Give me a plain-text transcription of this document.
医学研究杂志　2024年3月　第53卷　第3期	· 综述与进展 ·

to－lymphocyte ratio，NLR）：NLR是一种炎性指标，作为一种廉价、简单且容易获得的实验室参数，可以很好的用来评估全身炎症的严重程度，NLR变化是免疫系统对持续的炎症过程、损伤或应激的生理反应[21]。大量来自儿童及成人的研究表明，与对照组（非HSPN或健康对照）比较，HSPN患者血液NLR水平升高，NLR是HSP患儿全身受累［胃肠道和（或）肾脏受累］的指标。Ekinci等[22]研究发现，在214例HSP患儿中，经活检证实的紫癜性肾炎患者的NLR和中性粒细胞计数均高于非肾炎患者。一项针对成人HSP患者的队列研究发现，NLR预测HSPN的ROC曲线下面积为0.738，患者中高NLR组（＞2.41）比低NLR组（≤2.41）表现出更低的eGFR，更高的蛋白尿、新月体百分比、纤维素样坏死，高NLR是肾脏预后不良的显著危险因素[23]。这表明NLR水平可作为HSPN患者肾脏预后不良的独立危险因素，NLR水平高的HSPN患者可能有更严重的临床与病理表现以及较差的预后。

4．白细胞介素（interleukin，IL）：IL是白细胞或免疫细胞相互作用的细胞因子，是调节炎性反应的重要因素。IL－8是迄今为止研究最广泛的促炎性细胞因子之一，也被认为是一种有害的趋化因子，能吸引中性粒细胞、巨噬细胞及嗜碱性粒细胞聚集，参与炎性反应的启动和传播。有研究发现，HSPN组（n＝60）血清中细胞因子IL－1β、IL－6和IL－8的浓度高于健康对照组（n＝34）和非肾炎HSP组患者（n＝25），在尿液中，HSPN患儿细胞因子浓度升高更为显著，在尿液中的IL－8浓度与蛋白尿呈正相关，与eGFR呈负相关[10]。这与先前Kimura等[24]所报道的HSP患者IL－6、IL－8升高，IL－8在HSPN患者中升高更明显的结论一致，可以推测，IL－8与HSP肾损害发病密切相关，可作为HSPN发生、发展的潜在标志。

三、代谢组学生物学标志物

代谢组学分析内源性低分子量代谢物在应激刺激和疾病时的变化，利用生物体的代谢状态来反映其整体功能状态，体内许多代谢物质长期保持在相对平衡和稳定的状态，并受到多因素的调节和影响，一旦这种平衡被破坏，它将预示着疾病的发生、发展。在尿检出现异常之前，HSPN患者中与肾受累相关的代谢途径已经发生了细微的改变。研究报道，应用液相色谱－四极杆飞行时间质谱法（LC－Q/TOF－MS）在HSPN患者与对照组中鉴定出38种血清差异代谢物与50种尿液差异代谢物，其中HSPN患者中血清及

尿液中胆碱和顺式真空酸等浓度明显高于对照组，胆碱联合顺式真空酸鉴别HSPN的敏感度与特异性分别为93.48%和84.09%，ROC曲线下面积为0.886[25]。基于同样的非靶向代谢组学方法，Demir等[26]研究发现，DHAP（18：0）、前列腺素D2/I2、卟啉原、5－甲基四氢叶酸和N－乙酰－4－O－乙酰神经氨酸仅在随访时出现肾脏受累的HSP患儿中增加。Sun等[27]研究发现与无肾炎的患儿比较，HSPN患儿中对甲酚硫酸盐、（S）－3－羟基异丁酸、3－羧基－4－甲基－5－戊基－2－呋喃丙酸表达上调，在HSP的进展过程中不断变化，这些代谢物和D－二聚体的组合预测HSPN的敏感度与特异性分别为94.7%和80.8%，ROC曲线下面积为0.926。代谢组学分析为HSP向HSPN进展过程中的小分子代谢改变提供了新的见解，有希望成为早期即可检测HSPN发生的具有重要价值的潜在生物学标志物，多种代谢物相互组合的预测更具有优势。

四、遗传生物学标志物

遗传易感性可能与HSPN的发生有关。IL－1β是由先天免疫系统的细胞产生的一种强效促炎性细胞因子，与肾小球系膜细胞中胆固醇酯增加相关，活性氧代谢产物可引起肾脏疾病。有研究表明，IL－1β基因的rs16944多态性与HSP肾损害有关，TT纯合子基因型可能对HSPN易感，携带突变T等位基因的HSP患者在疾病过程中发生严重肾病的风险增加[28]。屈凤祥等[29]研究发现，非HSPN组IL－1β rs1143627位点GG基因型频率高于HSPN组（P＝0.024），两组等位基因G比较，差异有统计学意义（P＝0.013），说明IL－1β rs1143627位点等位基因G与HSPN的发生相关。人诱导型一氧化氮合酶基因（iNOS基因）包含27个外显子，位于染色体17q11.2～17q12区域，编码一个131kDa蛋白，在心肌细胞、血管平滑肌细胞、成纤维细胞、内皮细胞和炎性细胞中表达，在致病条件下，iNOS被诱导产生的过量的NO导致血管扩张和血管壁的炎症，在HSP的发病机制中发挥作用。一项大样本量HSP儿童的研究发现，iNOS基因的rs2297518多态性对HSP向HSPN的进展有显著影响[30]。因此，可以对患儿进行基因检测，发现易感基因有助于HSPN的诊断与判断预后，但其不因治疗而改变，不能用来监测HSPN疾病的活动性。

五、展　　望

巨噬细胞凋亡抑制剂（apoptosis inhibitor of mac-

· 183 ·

= = =

(What this task involves)
Repeat the data in its entirety, character for character.

(Answer to this exercise)
Give me a plain-text transcription of this document.
医学研究杂志　2024年3月　第53卷　第3期	· 综述与进展 ·

to－lymphocyte ratio，NLR）：NLR是一种炎性指标，作为一种廉价、简单且容易获得的实验室参数，可以很好的用来评估全身炎症的严重程度，NLR变化是免疫系统对持续的炎症过程、损伤或应激的生理反应[21]。大量来自儿童及成人的研究表明，与对照组（非HSPN或健康对照）比较，HSPN患者血液NLR水平升高，NLR是HSP患儿全身受累［胃肠道和（或）肾脏受累］的指标。Ekinci等[22]研究发现，在214例HSP患儿中，经活检证实的紫癜性肾炎患者的NLR和中性粒细胞计数均高于非肾炎患者。一项针对成人HSP患者的队列研究发现，NLR预测HSPN的ROC曲线下面积为0.738，患者中高NLR组（＞2.41）比低NLR组（≤2.41）表现出更低的eGFR，更高的蛋白尿、新月体百分比、纤维素样坏死，高NLR是肾脏预后不良的显著危险因素[23]。这表明NLR水平可作为HSPN患者肾脏预后不良的独立危险因素，NLR水平高的HSPN患者可能有更严重的临床与病理表现以及较差的预后。

4．白细胞介素（interleukin，IL）：IL是白细胞或免疫细胞相互作用的细胞因子，是调节炎性反应的重要因素。IL－8是迄今为止研究最广泛的促炎性细胞因子之一，也被认为是一种有害的趋化因子，能吸引中性粒细胞、巨噬细胞及嗜碱性粒细胞聚集，参与炎性反应的启动和传播。有研究发现，HSPN组（n＝60）血清中细胞因子IL－1β、IL－6和IL－8的浓度高于健康对照组（n＝34）和非肾炎HSP组患者（n＝25），在尿液中，HSPN患儿细胞因子浓度升高更为显著，在尿液中的IL－8浓度与蛋白尿呈正相关，与eGFR呈负相关[10]。这与先前Kimura等[24]所报道的HSP患者IL－6、IL－8升高，IL－8在HSPN患者中升高更明显的结论一致，可以推测，IL－8与HSP肾损害发病密切相关，可作为HSPN发生、发展的潜在标志。

三、代谢组学生物学标志物

代谢组学分析内源性低分子量代谢物在应激刺激和疾病时的变化，利用生物体的代谢状态来反映其整体功能状态，体内许多代谢物质长期保持在相对平衡和稳定的状态，并受到多因素的调节和影响，一旦这种平衡被破坏，它将预示着疾病的发生、发展。在尿检出现异常之前，HSPN患者中与肾受累相关的代谢途径已经发生了细微的改变。研究报道，应用液相色谱－四极杆飞行时间质谱法（LC－Q/TOF－MS）在HSPN患者与对照组中鉴定出38种血清差异代谢物与50种尿液差异代谢物，其中HSPN患者中血清及

尿液中胆碱和顺式真空酸等浓度明显高于对照组，胆碱联合顺式真空酸鉴别HSPN的敏感度与特异性分别为93.48%和84.09%，ROC曲线下面积为0.886[25]。基于同样的非靶向代谢组学方法，Demir等[26]研究发现，DHAP（18：0）、前列腺素D2/I2、卟啉原、5－甲基四氢叶酸和N－乙酰－4－O－乙酰神经氨酸仅在随访时出现肾脏受累的HSP患儿中增加。Sun等[27]研究发现与无肾炎的患儿比较，HSPN患儿中对甲酚硫酸盐、（S）－3－羟基异丁酸、3－羧基－4－甲基－5－戊基－2－呋喃丙酸表达上调，在HSP的进展过程中不断变化，这些代谢物和D－二聚体的组合预测HSPN的敏感度与特异性分别为94.7%和80.8%，ROC曲线下面积为0.926。代谢组学分析为HSP向HSPN进展过程中的小分子代谢改变提供了新的见解，有希望成为早期即可检测HSPN发生的具有重要价值的潜在生物学标志物，多种代谢物相互组合的预测更具有优势。

四、遗传生物学标志物

遗传易感性可能与HSPN的发生有关。IL－1β是由先天免疫系统的细胞产生的一种强效促炎性细胞因子，与肾小球系膜细胞中胆固醇酯增加相关，活性氧代谢产物可引起肾脏疾病。有研究表明，IL－1β基因的rs16944多态性与HSP肾损害有关，TT纯合子基因型可能对HSPN易感，携带突变T等位基因的HSP患者在疾病过程中发生严重肾病的风险增加[28]。屈凤祥等[29]研究发现，非HSPN组IL－1β rs1143627位点GG基因型频率高于HSPN组（P＝0.024），两组等位基因G比较，差异有统计学意义（P＝0.013），说明IL－1β rs1143627位点等位基因G与HSPN的发生相关。人诱导型一氧化氮合酶基因（iNOS基因）包含27个外显子，位于染色体17q11.2～17q12区域，编码一个131kDa蛋白，在心肌细胞、血管平滑肌细胞、成纤维细胞、内皮细胞和炎性细胞中表达，在致病条件下，iNOS被诱导产生的过量的NO导致血管扩张和血管壁的炎症，在HSP的发病机制中发挥作用。一项大样本量HSP儿童的研究发现，iNOS基因的rs2297518多态性对HSP向HSPN的进展有显著影响[30]。因此，可以对患儿进行基因检测，发现易感基因有助于HSPN的诊断与判断预后，但其不因治疗而改变，不能用来监测HSPN疾病的活动性。

五、展　　望

巨噬细胞凋亡抑制剂（apoptosis inhibitor of mac-

· 183 ·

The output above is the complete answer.